EXERCISE BRIEF: Go through the records and copy each line where the word "title" occurs.

MATERIAL:
· · · · ·

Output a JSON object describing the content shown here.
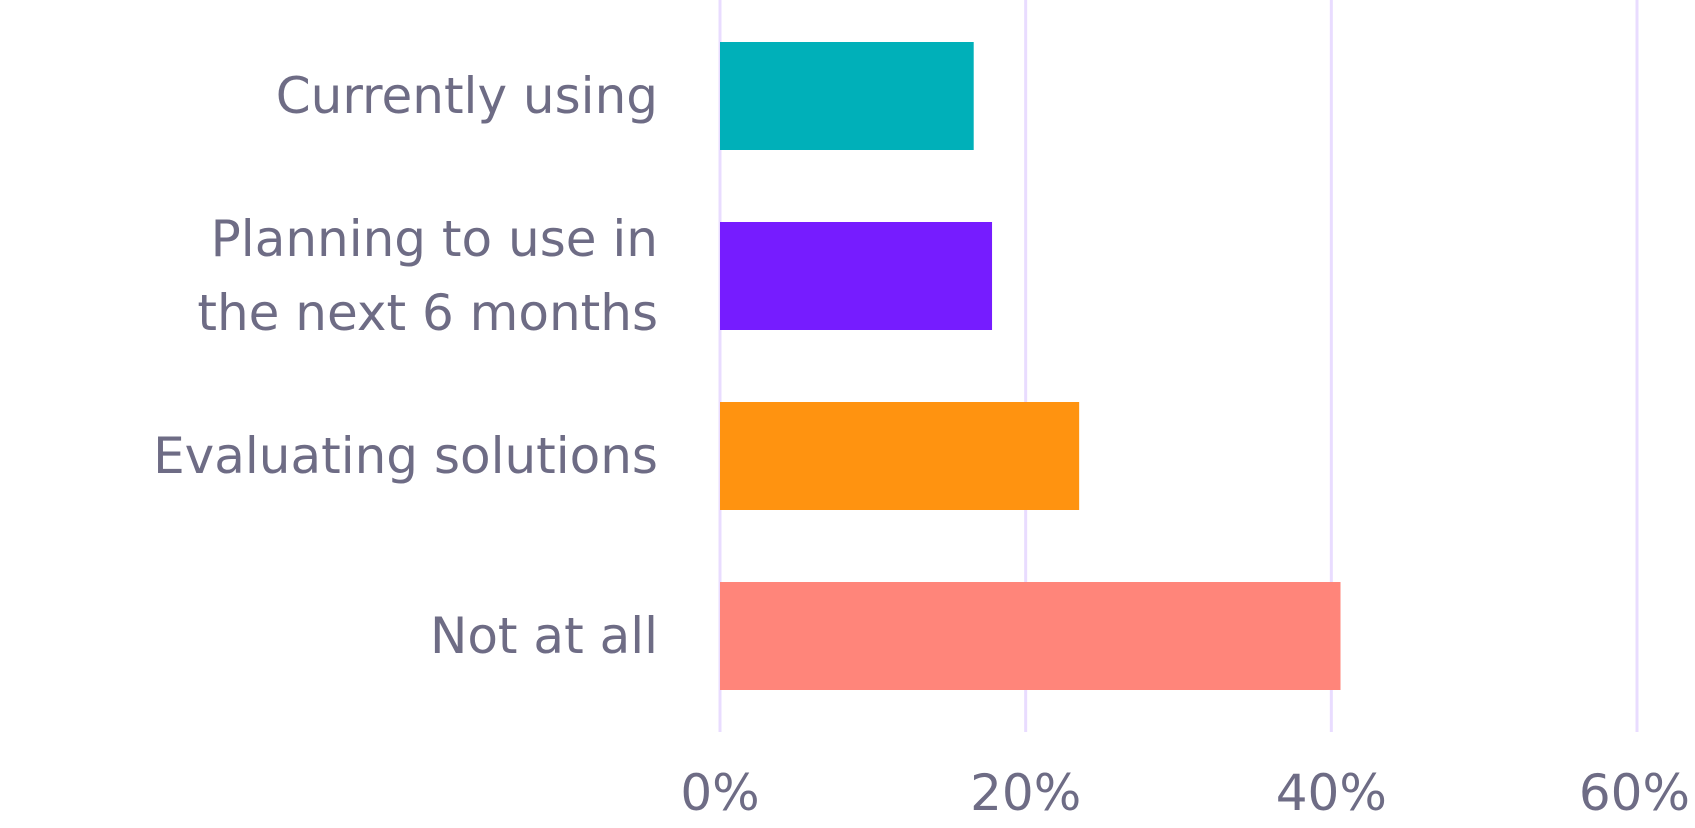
{
  "chart_data": {
    "type": "bar",
    "orientation": "horizontal",
    "categories": [
      [
        "Currently using"
      ],
      [
        "Planning to use in",
        "the next 6 months"
      ],
      [
        "Evaluating solutions"
      ],
      [
        "Not at all"
      ]
    ],
    "values": [
      16.6,
      17.8,
      23.5,
      40.6
    ],
    "colors": [
      "#00b0b9",
      "#761cff",
      "#ff9310",
      "#ff857a"
    ],
    "xlim": [
      0,
      60
    ],
    "xticks": [
      0,
      20,
      40,
      60
    ],
    "xtick_labels": [
      "0%",
      "20%",
      "40%",
      "60%"
    ],
    "grid": "vertical",
    "gridline_color": "#e9dcff",
    "title": "",
    "xlabel": "",
    "ylabel": ""
  }
}
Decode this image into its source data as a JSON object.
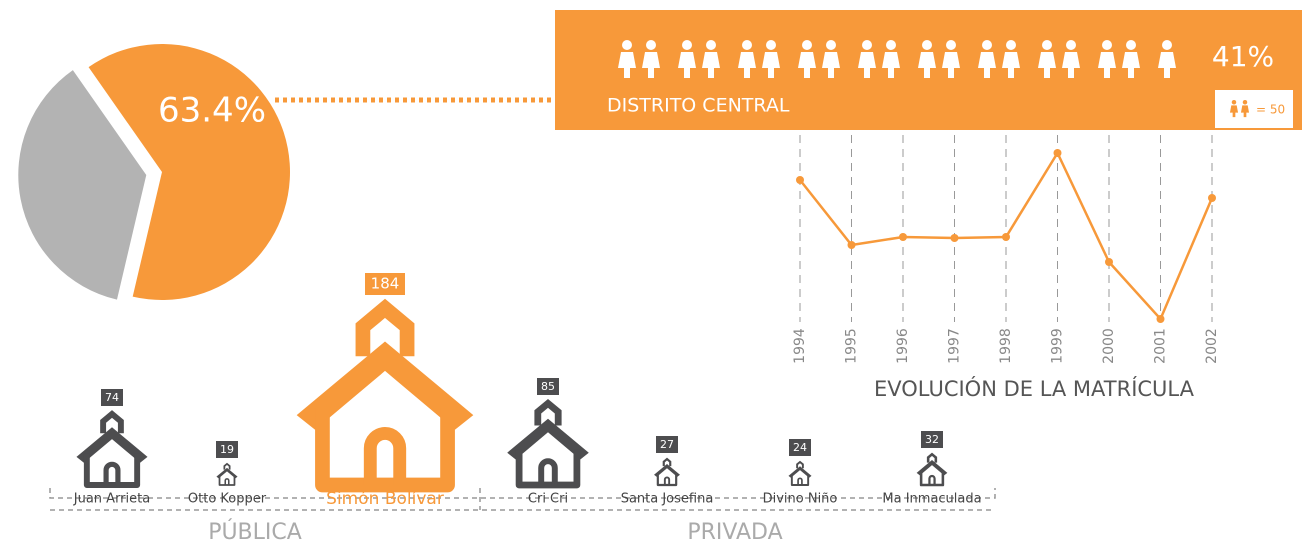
{
  "chart_data": [
    {
      "type": "pie",
      "values": [
        63.4,
        36.6
      ],
      "value_labels": [
        "63.4%",
        null
      ],
      "colors": [
        "#f7993a",
        "#b3b3b3"
      ]
    },
    {
      "type": "banner",
      "label": "DISTRITO CENTRAL",
      "icons": 19,
      "value": 41,
      "value_label": "41%",
      "icon_unit": {
        "value": 50,
        "label": "= 50"
      },
      "color": "#f7993a"
    },
    {
      "type": "line",
      "title": "EVOLUCIÓN DE LA MATRÍCULA",
      "categories": [
        "1994",
        "1995",
        "1996",
        "1997",
        "1998",
        "1999",
        "2000",
        "2001",
        "2002"
      ],
      "values": [
        150,
        85,
        93,
        92,
        93,
        177,
        68,
        11,
        132
      ],
      "color": "#f7993a"
    },
    {
      "type": "pictograph",
      "groups": [
        {
          "label": "PÚBLICA",
          "categories": [
            "Juan Arrieta",
            "Otto Kopper",
            "Simón Bolívar"
          ],
          "values": [
            74,
            19,
            184
          ],
          "colors": [
            "#4d4d4f",
            "#4d4d4f",
            "#f7993a"
          ]
        },
        {
          "label": "PRIVADA",
          "categories": [
            "Cri Cri",
            "Santa Josefina",
            "Divino Niño",
            "Ma Inmaculada"
          ],
          "values": [
            85,
            27,
            24,
            32
          ],
          "colors": [
            "#4d4d4f",
            "#4d4d4f",
            "#4d4d4f",
            "#4d4d4f"
          ]
        }
      ]
    }
  ]
}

· · · · ·

RESPONSE:
    "title": "",
      "title": "EVOLUCIÓN DE LA MATRÍCULA",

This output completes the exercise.